## START

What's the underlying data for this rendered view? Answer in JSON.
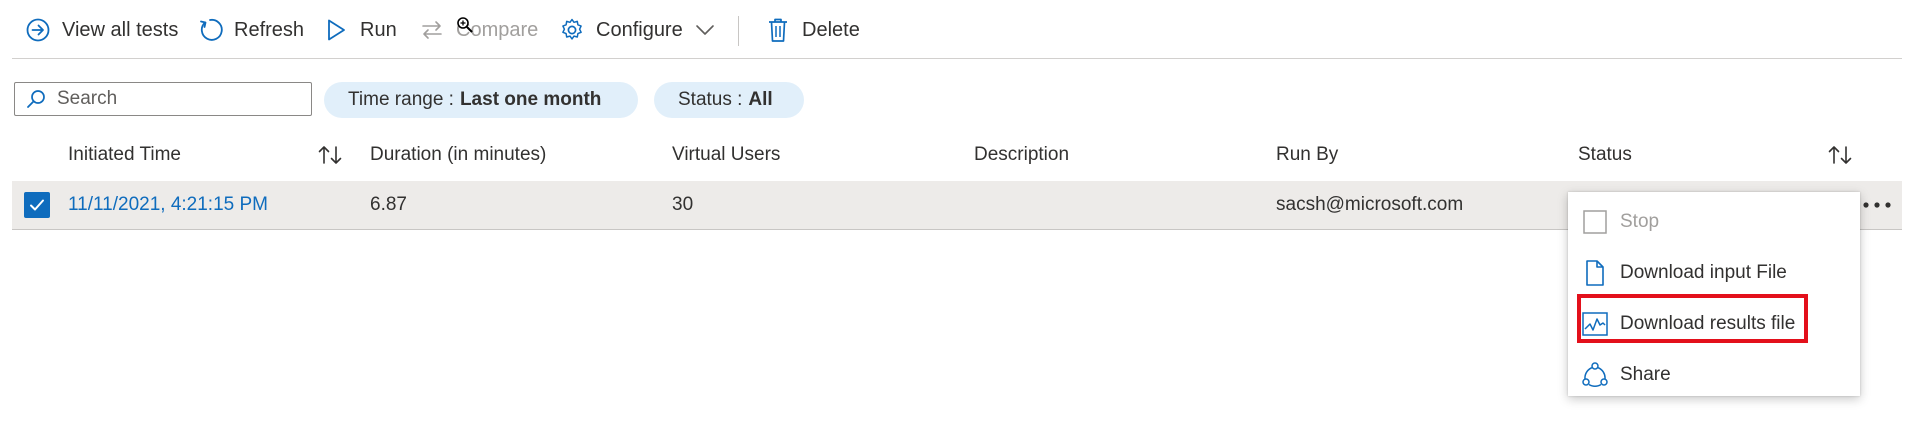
{
  "toolbar": {
    "view_all_tests": "View all tests",
    "refresh": "Refresh",
    "run": "Run",
    "compare": "Compare",
    "configure": "Configure",
    "delete": "Delete"
  },
  "filters": {
    "search_placeholder": "Search",
    "time_range_label": "Time range :",
    "time_range_value": "Last one month",
    "status_label": "Status :",
    "status_value": "All"
  },
  "table": {
    "columns": [
      "Initiated Time",
      "Duration (in minutes)",
      "Virtual Users",
      "Description",
      "Run By",
      "Status"
    ],
    "rows": [
      {
        "selected": true,
        "initiated_time": "11/11/2021, 4:21:15 PM",
        "duration": "6.87",
        "virtual_users": "30",
        "description": "",
        "run_by": "sacsh@microsoft.com",
        "status": ""
      }
    ]
  },
  "context_menu": {
    "items": [
      {
        "label": "Stop",
        "icon": "stop-checkbox-icon",
        "disabled": true
      },
      {
        "label": "Download input File",
        "icon": "document-icon",
        "disabled": false
      },
      {
        "label": "Download results file",
        "icon": "chart-icon",
        "disabled": false,
        "highlighted": true
      },
      {
        "label": "Share",
        "icon": "share-icon",
        "disabled": false
      }
    ]
  },
  "colors": {
    "accent": "#0f6cbd",
    "chip_bg": "#e1effa",
    "selected_row_bg": "#edebe9",
    "highlight_border": "#e3101b"
  }
}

## END

◆ **Description of the task**
Tally the lines of the records holding the word "true", then give only the resulting number.

◆ **Complete output**
3